===== Material provided

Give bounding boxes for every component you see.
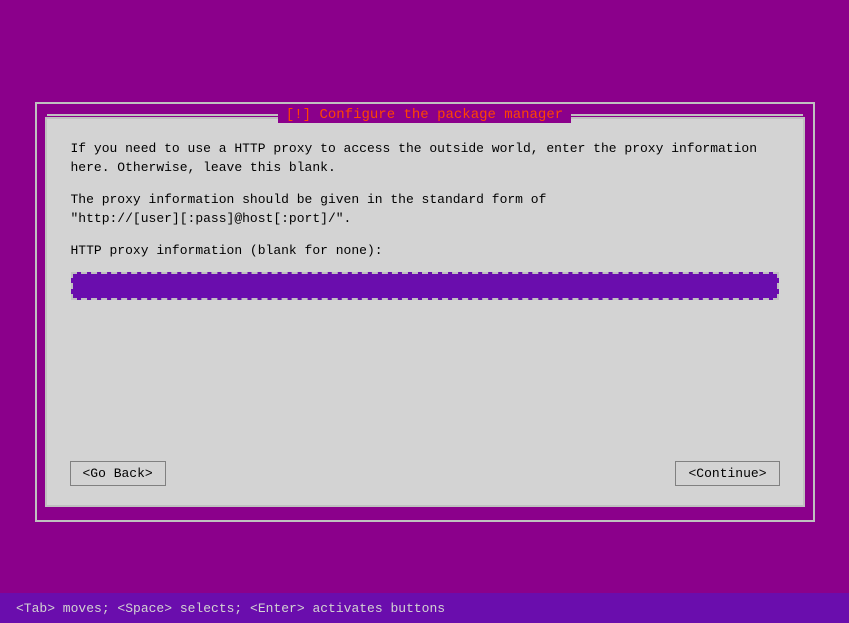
title-line-right <box>571 114 802 116</box>
status-text: <Tab> moves; <Space> selects; <Enter> ac… <box>16 601 445 616</box>
outer-dialog: [!] Configure the package manager If you… <box>35 102 815 522</box>
go-back-button[interactable]: <Go Back> <box>71 462 165 485</box>
title-line-left <box>47 114 278 116</box>
proxy-input[interactable] <box>71 272 779 300</box>
dialog-title-bar: [!] Configure the package manager <box>47 107 803 123</box>
dialog-title: [!] Configure the package manager <box>278 107 571 123</box>
dialog-buttons: <Go Back> <Continue> <box>71 462 779 485</box>
proxy-label: HTTP proxy information (blank for none): <box>71 241 779 261</box>
status-bar: <Tab> moves; <Space> selects; <Enter> ac… <box>0 593 849 623</box>
continue-button[interactable]: <Continue> <box>676 462 778 485</box>
body-text-2: The proxy information should be given in… <box>71 190 779 229</box>
body-text-1: If you need to use a HTTP proxy to acces… <box>71 139 779 178</box>
inner-dialog: [!] Configure the package manager If you… <box>45 117 805 507</box>
dialog-content: If you need to use a HTTP proxy to acces… <box>47 119 803 321</box>
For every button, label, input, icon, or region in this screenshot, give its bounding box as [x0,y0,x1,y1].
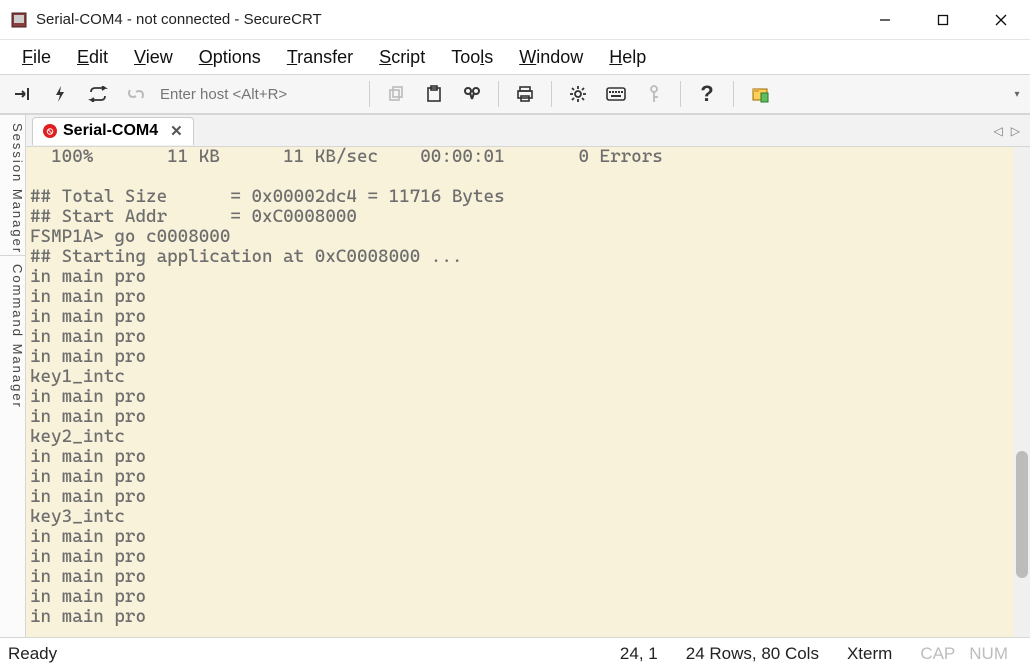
host-input[interactable] [158,81,359,107]
tab-close-icon[interactable]: ✕ [170,122,183,140]
titlebar: Serial-COM4 - not connected - SecureCRT [0,0,1030,40]
menu-tools[interactable]: Tools [451,47,493,68]
menu-transfer[interactable]: Transfer [287,47,353,68]
copy-icon[interactable] [380,79,412,109]
statusbar: Ready 24, 1 24 Rows, 80 Cols Xterm CAP N… [0,637,1030,669]
disconnect-icon[interactable] [120,79,152,109]
close-button[interactable] [972,0,1030,40]
menu-file[interactable]: File [22,47,51,68]
toolbar: ? ▾ [0,74,1030,114]
status-size: 24 Rows, 80 Cols [672,644,833,664]
command-manager-panel[interactable]: Command Manager [0,255,26,637]
print-icon[interactable] [509,79,541,109]
keyboard-icon[interactable] [600,79,632,109]
reconnect-icon[interactable] [82,79,114,109]
window-title: Serial-COM4 - not connected - SecureCRT [36,11,322,28]
tab-serial-com4[interactable]: ⦸ Serial-COM4 ✕ [32,117,194,145]
toolbar-sep [551,81,552,107]
status-num: NUM [969,644,1022,664]
side-panels: Session Manager Command Manager [0,115,26,637]
toolbar-sep [680,81,681,107]
vertical-scrollbar[interactable] [1014,147,1030,637]
key-icon[interactable] [638,79,670,109]
paste-icon[interactable] [418,79,450,109]
status-term: Xterm [833,644,906,664]
help-icon[interactable]: ? [691,79,723,109]
quick-connect-icon[interactable] [44,79,76,109]
scrollbar-thumb[interactable] [1016,451,1028,578]
menu-edit[interactable]: Edit [77,47,108,68]
menu-options[interactable]: Options [199,47,261,68]
tab-next-icon[interactable]: ▷ [1011,124,1020,138]
app-icon [10,11,28,29]
toolbar-sep [733,81,734,107]
menu-script[interactable]: Script [379,47,425,68]
maximize-button[interactable] [914,0,972,40]
toolbar-overflow-icon[interactable]: ▾ [1010,89,1024,100]
tab-prev-icon[interactable]: ◁ [994,124,1003,138]
menu-view[interactable]: View [134,47,173,68]
status-cap: CAP [906,644,969,664]
session-manager-toggle-icon[interactable] [6,79,38,109]
find-icon[interactable] [456,79,488,109]
toolbar-sep [369,81,370,107]
terminal-output[interactable]: 100% 11 KB 11 KB/sec 00:00:01 0 Errors #… [26,147,1014,637]
status-cursor: 24, 1 [606,644,672,664]
menu-help[interactable]: Help [609,47,646,68]
status-ready: Ready [8,644,71,664]
settings-icon[interactable] [562,79,594,109]
toolbar-sep [498,81,499,107]
tab-label: Serial-COM4 [63,122,158,140]
menubar: File Edit View Options Transfer Script T… [0,40,1030,74]
menu-window[interactable]: Window [519,47,583,68]
tabbar: ⦸ Serial-COM4 ✕ ◁ ▷ [26,115,1030,147]
securefx-icon[interactable] [744,79,776,109]
minimize-button[interactable] [856,0,914,40]
tab-status-icon: ⦸ [43,124,57,138]
session-manager-panel[interactable]: Session Manager [0,115,26,255]
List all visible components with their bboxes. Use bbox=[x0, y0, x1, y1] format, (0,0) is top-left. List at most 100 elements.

==========

Exercise aim: Recast every line of the data above as a Markdown table with the columns "Row" and "Line", numbering the rows and omitting blank lines. Leave the pictures out of the table.

Exercise result:
| Row | Line |
|---|---|
| 1 | Give bounding boxes for every component you see. |
| 2 | title-line-right <box>571 114 802 116</box> |
| 3 | status-text: <Tab> moves; <Space> selects; <Enter> ac… <box>16 601 445 616</box> |
| 4 | outer-dialog: [!] Configure the package manager If you… <box>35 102 815 522</box> |
| 5 | go-back-button[interactable]: <Go Back> <box>71 462 165 485</box> |
| 6 | title-line-left <box>47 114 278 116</box> |
| 7 | proxy-input[interactable] <box>71 272 779 300</box> |
| 8 | dialog-title-bar: [!] Configure the package manager <box>47 107 803 123</box> |
| 9 | dialog-title: [!] Configure the package manager <box>278 107 571 123</box> |
| 10 | dialog-buttons: <Go Back> <Continue> <box>71 462 779 485</box> |
| 11 | proxy-label: HTTP proxy information (blank for none): <box>71 241 779 261</box> |
| 12 | status-bar: <Tab> moves; <Space> selects; <Enter> ac… <box>0 593 849 623</box> |
| 13 | continue-button[interactable]: <Continue> <box>676 462 778 485</box> |
| 14 | body-text-2: The proxy information should be given in… <box>71 190 779 229</box> |
| 15 | body-text-1: If you need to use a HTTP proxy to acces… <box>71 139 779 178</box> |
| 16 | inner-dialog: [!] Configure the package manager If you… <box>45 117 805 507</box> |
| 17 | dialog-content: If you need to use a HTTP proxy to acces… <box>47 119 803 321</box> |
| 18 | For every button, label, input, icon, or region in this screenshot, give its bounding box as [x0,y0,x1,y1]. |
| 19 | host-input[interactable] [158,81,359,107] |
| 20 | tab-close-icon[interactable]: ✕ [170,122,183,140] |
| 21 | titlebar: Serial-COM4 - not connected - SecureCRT [0,0,1030,40] |
| 22 | menu-tools[interactable]: Tools [451,47,493,68] |
| 23 | menu-transfer[interactable]: Transfer [287,47,353,68] |
| 24 | copy-icon[interactable] [380,79,412,109] |
| 25 | statusbar: Ready 24, 1 24 Rows, 80 Cols Xterm CAP N… [0,637,1030,669] |
| 26 | disconnect-icon[interactable] [120,79,152,109] |
| 27 | close-button[interactable] [972,0,1030,40] |
| 28 | menu-file[interactable]: File [22,47,51,68] |
| 29 | toolbar: ? ▾ [0,74,1030,114] |
| 30 | status-size: 24 Rows, 80 Cols [672,644,833,664] |
| 31 | command-manager-panel[interactable]: Command Manager [0,255,26,637] |
| 32 | print-icon[interactable] [509,79,541,109] |
| 33 | keyboard-icon[interactable] [600,79,632,109] |
| 34 | reconnect-icon[interactable] [82,79,114,109] |
| 35 | window-title: Serial-COM4 - not connected - SecureCRT [36,11,322,28] |
| 36 | tab-serial-com4[interactable]: ⦸ Serial-COM4 ✕ [32,117,194,145] |
| 37 | toolbar-sep [551,81,552,107] |
| 38 | status-num: NUM [969,644,1022,664] |
| 39 | side-panels: Session Manager Command Manager [0,115,26,637] |
| 40 | toolbar-sep [680,81,681,107] |
| 41 | vertical-scrollbar[interactable] [1014,147,1030,637] |
| 42 | key-icon[interactable] [638,79,670,109] |
| 43 | paste-icon[interactable] [418,79,450,109] |
| 44 | status-term: Xterm [833,644,906,664] |
| 45 | help-icon[interactable]: ? [691,79,723,109] |
| 46 | quick-connect-icon[interactable] [44,79,76,109] |
| 47 | scrollbar-thumb[interactable] [1016,451,1028,578] |
| 48 | menu-edit[interactable]: Edit [77,47,108,68] |
| 49 | menu-options[interactable]: Options [199,47,261,68] |
| 50 | tab-next-icon[interactable]: ▷ [1011,124,1020,138] |
| 51 | app-icon [10,11,28,29] |
| 52 | toolbar-sep [733,81,734,107] |
| 53 | menu-script[interactable]: Script [379,47,425,68] |
| 54 | maximize-button[interactable] [914,0,972,40] |
| 55 | toolbar-overflow-icon[interactable]: ▾ [1010,89,1024,100] |
| 56 | tab-prev-icon[interactable]: ◁ [994,124,1003,138] |
| 57 | menu-view[interactable]: View [134,47,173,68] |
| 58 | status-cap: CAP [906,644,969,664] |
| 59 | session-manager-toggle-icon[interactable] [6,79,38,109] |
| 60 | find-icon[interactable] [456,79,488,109] |
| 61 | toolbar-sep [369,81,370,107] |
| 62 | terminal-output[interactable]: 100% 11 KB 11 KB/sec 00:00:01 0 Errors #… [26,147,1014,637] |
| 63 | status-cursor: 24, 1 [606,644,672,664] |
| 64 | menu-help[interactable]: Help [609,47,646,68] |
| 65 | status-ready: Ready [8,644,71,664] |
| 66 | settings-icon[interactable] [562,79,594,109] |
| 67 | toolbar-sep [498,81,499,107] |
| 68 | tab-label: Serial-COM4 [63,122,158,140] |
| 69 | menubar: File Edit View Options Transfer Script T… [0,40,1030,74] |
| 70 | menu-window[interactable]: Window [519,47,583,68] |
| 71 | tabbar: ⦸ Serial-COM4 ✕ ◁ ▷ [26,115,1030,147] |
| 72 | securefx-icon[interactable] [744,79,776,109] |
| 73 | minimize-button[interactable] [856,0,914,40] |
| 74 | tab-status-icon: ⦸ [43,124,57,138] |
| 75 | session-manager-panel[interactable]: Session Manager [0,115,26,255] |
| 76 | List all visible components with their bboxes. Use bbox=[x0, y0, x1, y1] format, (0,0) is top-left. List at most 100 elements. |